### Exercise requirements
Among the lines below, list those containing the string "ylabel".

### Supplied entries

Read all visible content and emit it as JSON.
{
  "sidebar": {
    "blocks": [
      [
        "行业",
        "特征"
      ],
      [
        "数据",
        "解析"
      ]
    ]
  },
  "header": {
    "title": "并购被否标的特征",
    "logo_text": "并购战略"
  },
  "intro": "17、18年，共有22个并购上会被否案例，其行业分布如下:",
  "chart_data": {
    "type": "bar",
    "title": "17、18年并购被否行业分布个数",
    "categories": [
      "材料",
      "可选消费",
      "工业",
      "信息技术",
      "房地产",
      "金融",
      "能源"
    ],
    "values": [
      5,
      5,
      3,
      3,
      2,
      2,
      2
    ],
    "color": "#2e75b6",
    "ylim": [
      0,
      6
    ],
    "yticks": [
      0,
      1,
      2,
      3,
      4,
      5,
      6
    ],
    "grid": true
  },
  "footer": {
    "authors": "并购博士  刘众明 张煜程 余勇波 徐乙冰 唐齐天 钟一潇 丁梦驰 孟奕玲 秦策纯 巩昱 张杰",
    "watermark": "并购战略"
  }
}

---

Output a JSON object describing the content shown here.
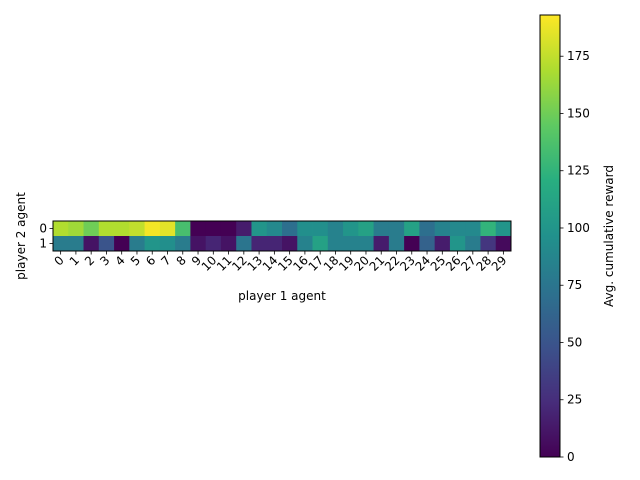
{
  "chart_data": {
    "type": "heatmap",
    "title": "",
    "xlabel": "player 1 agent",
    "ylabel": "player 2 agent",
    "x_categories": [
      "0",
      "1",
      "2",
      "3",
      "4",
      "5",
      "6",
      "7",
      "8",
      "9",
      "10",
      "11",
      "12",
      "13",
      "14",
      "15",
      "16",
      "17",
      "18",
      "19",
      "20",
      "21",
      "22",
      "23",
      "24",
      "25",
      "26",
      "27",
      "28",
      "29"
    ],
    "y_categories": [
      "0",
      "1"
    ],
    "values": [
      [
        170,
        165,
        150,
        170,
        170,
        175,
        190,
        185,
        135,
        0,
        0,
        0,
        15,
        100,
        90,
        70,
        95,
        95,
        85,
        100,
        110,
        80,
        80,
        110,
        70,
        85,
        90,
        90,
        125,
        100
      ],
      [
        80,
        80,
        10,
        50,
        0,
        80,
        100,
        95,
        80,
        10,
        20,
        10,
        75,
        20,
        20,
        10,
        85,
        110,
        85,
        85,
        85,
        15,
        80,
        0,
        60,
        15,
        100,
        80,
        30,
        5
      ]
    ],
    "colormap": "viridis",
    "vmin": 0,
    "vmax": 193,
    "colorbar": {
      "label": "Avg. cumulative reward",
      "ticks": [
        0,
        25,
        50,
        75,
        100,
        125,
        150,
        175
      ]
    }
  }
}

--

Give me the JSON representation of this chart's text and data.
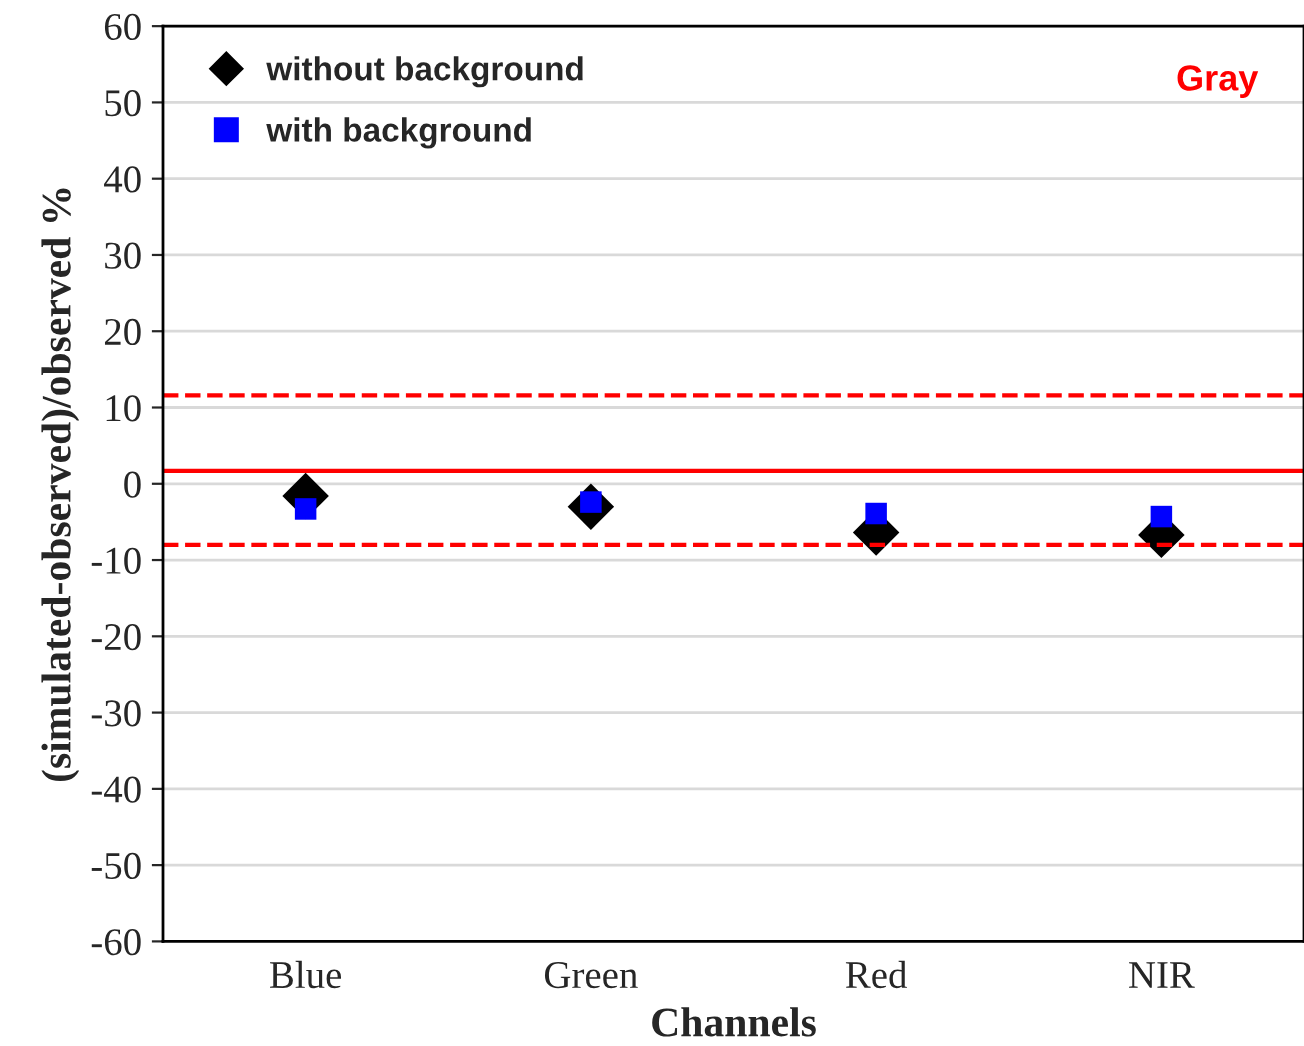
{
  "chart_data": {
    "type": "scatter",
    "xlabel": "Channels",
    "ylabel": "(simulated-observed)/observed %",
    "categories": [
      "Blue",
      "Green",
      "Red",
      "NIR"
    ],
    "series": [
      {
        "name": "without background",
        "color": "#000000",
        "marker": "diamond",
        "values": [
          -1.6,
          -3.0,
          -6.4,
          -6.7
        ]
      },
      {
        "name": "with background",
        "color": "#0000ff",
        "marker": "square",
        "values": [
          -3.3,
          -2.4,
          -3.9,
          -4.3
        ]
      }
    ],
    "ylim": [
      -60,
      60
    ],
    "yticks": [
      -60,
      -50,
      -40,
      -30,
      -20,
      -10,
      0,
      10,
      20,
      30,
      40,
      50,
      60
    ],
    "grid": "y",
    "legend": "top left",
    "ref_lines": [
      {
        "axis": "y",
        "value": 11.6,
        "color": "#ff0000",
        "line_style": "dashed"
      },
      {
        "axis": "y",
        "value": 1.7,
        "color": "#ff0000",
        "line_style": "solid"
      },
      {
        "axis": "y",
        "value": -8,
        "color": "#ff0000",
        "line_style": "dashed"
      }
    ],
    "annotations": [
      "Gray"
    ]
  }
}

### Worked solution
    "ylabel": "player 2 agent",
    "ylabel": "(simulated-observed)/observed %",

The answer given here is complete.